▸ **The problem**
Each entry below is to be printed verbatim.

Stored items
>> Begin

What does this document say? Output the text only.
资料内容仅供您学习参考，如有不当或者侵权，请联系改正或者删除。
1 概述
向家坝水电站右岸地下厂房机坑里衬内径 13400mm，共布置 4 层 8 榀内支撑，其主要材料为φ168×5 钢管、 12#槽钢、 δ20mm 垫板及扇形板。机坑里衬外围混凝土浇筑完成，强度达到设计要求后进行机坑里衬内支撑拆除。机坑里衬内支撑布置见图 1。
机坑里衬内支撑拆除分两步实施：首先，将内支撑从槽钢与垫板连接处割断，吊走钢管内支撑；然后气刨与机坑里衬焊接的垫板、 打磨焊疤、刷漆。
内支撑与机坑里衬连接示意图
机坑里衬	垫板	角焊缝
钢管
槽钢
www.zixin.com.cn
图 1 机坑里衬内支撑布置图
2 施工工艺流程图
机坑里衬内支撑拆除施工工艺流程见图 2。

>> End

▸ **Result below**
What does this document say? Output the text only.
资料内容仅供您学习参考，如有不当或者侵权，请联系改正或者删除。
1 概述
向家坝水电站右岸地下厂房机坑里衬内径 13400mm，共布置 4 层 8 榀内支撑，其主要材料为φ168×5 钢管、 12#槽钢、 δ20mm 垫板及扇形板。机坑里衬外围混凝土浇筑完成，强度达到设计要求后进行机坑里衬内支撑拆除。机坑里衬内支撑布置见图 1。
机坑里衬内支撑拆除分两步实施：首先，将内支撑从槽钢与垫板连接处割断，吊走钢管内支撑；然后气刨与机坑里衬焊接的垫板、 打磨焊疤、刷漆。
内支撑与机坑里衬连接示意图
机坑里衬	垫板	角焊缝
钢管
槽钢
www.zixin.com.cn
图 1 机坑里衬内支撑布置图
2 施工工艺流程图
机坑里衬内支撑拆除施工工艺流程见图 2。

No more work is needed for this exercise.